## Begin Exercise inputs
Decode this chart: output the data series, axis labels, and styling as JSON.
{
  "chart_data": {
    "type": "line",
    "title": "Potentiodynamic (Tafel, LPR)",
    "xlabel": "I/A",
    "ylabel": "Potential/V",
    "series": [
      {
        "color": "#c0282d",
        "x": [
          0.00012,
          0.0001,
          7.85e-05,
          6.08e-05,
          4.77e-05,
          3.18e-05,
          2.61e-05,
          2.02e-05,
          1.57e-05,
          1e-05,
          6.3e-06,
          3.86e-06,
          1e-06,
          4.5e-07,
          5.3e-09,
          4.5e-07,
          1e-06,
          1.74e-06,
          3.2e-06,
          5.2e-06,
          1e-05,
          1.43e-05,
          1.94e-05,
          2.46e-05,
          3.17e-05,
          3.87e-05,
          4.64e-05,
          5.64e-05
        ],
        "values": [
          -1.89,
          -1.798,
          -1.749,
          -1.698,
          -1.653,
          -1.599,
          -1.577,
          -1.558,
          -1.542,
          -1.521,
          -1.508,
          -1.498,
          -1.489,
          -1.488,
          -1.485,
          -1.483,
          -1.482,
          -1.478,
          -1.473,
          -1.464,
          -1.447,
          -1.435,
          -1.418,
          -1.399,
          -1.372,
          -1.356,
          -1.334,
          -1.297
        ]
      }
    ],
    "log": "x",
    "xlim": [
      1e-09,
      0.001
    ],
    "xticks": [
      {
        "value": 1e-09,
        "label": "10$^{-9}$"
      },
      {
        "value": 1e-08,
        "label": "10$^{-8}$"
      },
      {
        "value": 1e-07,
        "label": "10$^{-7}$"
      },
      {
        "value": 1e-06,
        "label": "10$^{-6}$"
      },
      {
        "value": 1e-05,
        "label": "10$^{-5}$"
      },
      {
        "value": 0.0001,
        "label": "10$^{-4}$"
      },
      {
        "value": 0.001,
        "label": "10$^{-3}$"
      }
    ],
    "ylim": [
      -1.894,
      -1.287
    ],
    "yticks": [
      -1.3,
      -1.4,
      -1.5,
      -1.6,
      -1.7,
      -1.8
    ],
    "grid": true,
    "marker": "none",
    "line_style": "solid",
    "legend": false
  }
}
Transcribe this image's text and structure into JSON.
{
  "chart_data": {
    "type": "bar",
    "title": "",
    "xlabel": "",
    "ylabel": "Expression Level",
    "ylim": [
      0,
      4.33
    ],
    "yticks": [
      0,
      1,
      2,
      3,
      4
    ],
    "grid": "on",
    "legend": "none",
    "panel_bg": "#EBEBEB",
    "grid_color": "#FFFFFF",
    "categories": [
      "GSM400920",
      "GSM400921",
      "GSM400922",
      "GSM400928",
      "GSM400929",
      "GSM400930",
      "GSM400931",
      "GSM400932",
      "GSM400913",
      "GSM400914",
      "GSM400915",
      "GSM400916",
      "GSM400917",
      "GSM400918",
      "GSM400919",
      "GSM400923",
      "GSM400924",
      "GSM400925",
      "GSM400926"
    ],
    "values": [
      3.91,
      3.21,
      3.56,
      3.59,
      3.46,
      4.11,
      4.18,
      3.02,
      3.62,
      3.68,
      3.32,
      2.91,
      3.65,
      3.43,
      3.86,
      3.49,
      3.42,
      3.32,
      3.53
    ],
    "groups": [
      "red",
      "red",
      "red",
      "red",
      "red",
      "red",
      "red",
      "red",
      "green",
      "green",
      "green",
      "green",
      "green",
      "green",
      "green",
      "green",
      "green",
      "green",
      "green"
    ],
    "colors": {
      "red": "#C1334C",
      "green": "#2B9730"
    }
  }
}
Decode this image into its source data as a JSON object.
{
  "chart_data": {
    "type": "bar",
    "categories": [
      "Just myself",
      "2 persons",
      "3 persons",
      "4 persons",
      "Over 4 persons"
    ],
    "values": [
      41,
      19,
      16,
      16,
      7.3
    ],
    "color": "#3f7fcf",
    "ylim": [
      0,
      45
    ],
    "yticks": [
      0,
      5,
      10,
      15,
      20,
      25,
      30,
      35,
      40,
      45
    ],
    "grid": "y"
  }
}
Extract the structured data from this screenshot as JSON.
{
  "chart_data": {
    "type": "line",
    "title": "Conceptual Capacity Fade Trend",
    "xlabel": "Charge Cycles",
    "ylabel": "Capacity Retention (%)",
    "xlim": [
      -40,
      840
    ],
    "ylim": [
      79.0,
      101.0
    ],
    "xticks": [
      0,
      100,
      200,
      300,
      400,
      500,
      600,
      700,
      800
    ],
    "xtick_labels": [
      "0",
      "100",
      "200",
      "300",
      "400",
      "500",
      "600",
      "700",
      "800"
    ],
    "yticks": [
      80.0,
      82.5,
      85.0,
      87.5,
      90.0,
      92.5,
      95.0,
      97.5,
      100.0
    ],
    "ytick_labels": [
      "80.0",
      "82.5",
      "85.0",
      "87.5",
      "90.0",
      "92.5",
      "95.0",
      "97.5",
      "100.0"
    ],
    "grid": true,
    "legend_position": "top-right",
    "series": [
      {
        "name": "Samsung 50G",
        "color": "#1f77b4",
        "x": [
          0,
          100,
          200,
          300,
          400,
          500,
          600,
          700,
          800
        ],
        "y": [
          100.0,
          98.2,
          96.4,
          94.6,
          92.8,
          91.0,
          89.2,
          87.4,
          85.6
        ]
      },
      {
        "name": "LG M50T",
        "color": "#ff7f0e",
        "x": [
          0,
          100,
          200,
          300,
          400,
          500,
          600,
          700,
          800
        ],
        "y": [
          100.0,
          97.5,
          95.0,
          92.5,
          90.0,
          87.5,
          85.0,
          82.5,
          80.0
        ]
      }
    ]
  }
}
## End Exercise inputs
» The exercise: Find every line above that contains the word "xlabel", and return each one.

» Written response:
    "xlabel": "I/A",
    "xlabel": "",
    "xlabel": "Charge Cycles",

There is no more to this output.